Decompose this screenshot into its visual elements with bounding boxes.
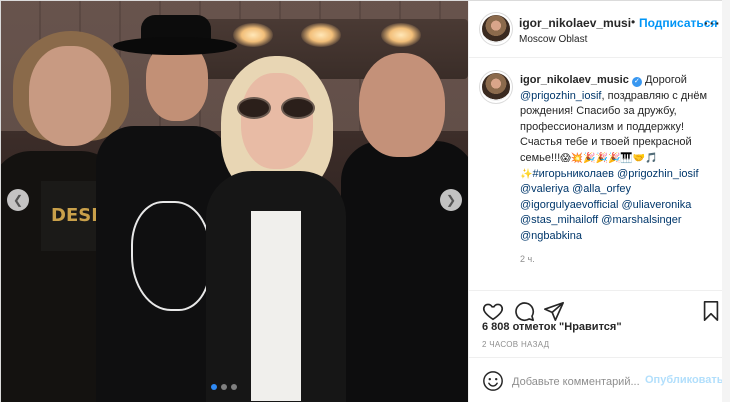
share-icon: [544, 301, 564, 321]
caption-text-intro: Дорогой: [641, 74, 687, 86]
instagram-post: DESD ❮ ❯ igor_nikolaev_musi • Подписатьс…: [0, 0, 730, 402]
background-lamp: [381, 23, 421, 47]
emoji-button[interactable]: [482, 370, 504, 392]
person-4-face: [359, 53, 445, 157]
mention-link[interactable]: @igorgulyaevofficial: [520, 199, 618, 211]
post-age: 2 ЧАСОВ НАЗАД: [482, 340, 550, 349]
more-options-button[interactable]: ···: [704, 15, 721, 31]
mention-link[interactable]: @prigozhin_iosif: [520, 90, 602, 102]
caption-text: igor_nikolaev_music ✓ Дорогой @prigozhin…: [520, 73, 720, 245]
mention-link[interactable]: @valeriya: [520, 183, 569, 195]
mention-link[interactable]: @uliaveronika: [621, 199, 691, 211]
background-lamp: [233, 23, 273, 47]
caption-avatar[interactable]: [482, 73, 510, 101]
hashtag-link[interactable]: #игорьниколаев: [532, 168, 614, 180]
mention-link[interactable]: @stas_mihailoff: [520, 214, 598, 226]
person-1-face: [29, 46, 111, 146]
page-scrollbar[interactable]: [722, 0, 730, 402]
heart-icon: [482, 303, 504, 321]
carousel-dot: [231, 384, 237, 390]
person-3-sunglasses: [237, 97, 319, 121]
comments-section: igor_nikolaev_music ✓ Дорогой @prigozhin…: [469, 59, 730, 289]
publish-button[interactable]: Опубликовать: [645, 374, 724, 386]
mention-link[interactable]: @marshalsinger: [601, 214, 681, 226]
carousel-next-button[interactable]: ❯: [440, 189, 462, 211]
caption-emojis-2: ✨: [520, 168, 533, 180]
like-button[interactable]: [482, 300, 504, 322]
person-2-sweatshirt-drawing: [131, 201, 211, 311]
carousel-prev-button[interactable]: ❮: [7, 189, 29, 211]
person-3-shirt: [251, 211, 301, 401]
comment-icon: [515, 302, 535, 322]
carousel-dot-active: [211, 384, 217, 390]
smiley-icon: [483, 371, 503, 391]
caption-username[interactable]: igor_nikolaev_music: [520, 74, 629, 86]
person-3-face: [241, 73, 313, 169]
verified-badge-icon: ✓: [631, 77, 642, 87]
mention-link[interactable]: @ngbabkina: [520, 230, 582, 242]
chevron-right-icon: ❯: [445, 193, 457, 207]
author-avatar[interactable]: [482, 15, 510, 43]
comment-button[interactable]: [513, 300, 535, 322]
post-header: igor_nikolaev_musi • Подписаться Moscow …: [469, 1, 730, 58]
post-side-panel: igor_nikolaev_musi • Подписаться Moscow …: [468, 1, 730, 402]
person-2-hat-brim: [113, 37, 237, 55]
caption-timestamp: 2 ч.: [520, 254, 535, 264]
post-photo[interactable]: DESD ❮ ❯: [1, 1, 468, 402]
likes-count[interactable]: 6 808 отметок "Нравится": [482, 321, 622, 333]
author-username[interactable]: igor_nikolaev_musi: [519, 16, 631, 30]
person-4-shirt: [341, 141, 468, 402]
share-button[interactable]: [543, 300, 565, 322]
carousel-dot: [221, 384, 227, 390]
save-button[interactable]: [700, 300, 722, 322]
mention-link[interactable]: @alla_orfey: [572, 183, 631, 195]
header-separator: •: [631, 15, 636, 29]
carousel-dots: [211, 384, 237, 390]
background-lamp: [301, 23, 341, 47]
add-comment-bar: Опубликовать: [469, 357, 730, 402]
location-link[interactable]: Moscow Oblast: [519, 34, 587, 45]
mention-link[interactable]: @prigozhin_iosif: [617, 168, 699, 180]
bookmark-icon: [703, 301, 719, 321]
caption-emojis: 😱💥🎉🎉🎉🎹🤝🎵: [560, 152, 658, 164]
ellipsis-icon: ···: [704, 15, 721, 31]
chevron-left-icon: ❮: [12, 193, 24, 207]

• • • • • • •

## THE PROBLEM
Print the entire listing above verbatim, but leave out the picture.

## ANSWER
Decompose this screenshot into its visual elements with bounding boxes.
share-icon: [544, 301, 564, 321]
caption-text-intro: Дорогой: [641, 74, 687, 86]
instagram-post: DESD ❮ ❯ igor_nikolaev_musi • Подписатьс…: [0, 0, 730, 402]
background-lamp: [381, 23, 421, 47]
emoji-button[interactable]: [482, 370, 504, 392]
person-4-face: [359, 53, 445, 157]
mention-link[interactable]: @igorgulyaevofficial: [520, 199, 618, 211]
post-age: 2 ЧАСОВ НАЗАД: [482, 340, 550, 349]
more-options-button[interactable]: ···: [704, 15, 721, 31]
mention-link[interactable]: @prigozhin_iosif: [520, 90, 602, 102]
caption-text: igor_nikolaev_music ✓ Дорогой @prigozhin…: [520, 73, 720, 245]
mention-link[interactable]: @valeriya: [520, 183, 569, 195]
mention-link[interactable]: @uliaveronika: [621, 199, 691, 211]
background-lamp: [233, 23, 273, 47]
caption-avatar[interactable]: [482, 73, 510, 101]
hashtag-link[interactable]: #игорьниколаев: [532, 168, 614, 180]
mention-link[interactable]: @stas_mihailoff: [520, 214, 598, 226]
person-1-face: [29, 46, 111, 146]
page-scrollbar[interactable]: [722, 0, 730, 402]
heart-icon: [482, 303, 504, 321]
carousel-dot: [231, 384, 237, 390]
person-3-sunglasses: [237, 97, 319, 121]
comments-section: igor_nikolaev_music ✓ Дорогой @prigozhin…: [469, 59, 730, 289]
publish-button[interactable]: Опубликовать: [645, 374, 724, 386]
mention-link[interactable]: @marshalsinger: [601, 214, 681, 226]
carousel-next-button[interactable]: ❯: [440, 189, 462, 211]
caption-emojis-2: ✨: [520, 168, 533, 180]
like-button[interactable]: [482, 300, 504, 322]
person-2-sweatshirt-drawing: [131, 201, 211, 311]
carousel-prev-button[interactable]: ❮: [7, 189, 29, 211]
person-3-shirt: [251, 211, 301, 401]
comment-icon: [515, 302, 535, 322]
carousel-dot-active: [211, 384, 217, 390]
smiley-icon: [483, 371, 503, 391]
caption-username[interactable]: igor_nikolaev_music: [520, 74, 629, 86]
person-3-face: [241, 73, 313, 169]
verified-badge-icon: ✓: [631, 77, 642, 87]
mention-link[interactable]: @ngbabkina: [520, 230, 582, 242]
chevron-right-icon: ❯: [445, 193, 457, 207]
author-avatar[interactable]: [482, 15, 510, 43]
comment-button[interactable]: [513, 300, 535, 322]
post-header: igor_nikolaev_musi • Подписаться Moscow …: [469, 1, 730, 58]
post-side-panel: igor_nikolaev_musi • Подписаться Moscow …: [468, 1, 730, 402]
person-2-hat-brim: [113, 37, 237, 55]
caption-timestamp: 2 ч.: [520, 254, 535, 264]
post-photo[interactable]: DESD ❮ ❯: [1, 1, 468, 402]
likes-count[interactable]: 6 808 отметок "Нравится": [482, 321, 622, 333]
author-username[interactable]: igor_nikolaev_musi: [519, 16, 631, 30]
person-4-shirt: [341, 141, 468, 402]
share-button[interactable]: [543, 300, 565, 322]
carousel-dot: [221, 384, 227, 390]
save-button[interactable]: [700, 300, 722, 322]
mention-link[interactable]: @alla_orfey: [572, 183, 631, 195]
header-separator: •: [631, 15, 636, 29]
carousel-dots: [211, 384, 237, 390]
background-lamp: [301, 23, 341, 47]
add-comment-bar: Опубликовать: [469, 357, 730, 402]
location-link[interactable]: Moscow Oblast: [519, 34, 587, 45]
mention-link[interactable]: @prigozhin_iosif: [617, 168, 699, 180]
bookmark-icon: [703, 301, 719, 321]
caption-emojis: 😱💥🎉🎉🎉🎹🤝🎵: [560, 152, 658, 164]
ellipsis-icon: ···: [704, 15, 721, 31]
chevron-left-icon: ❮: [12, 193, 24, 207]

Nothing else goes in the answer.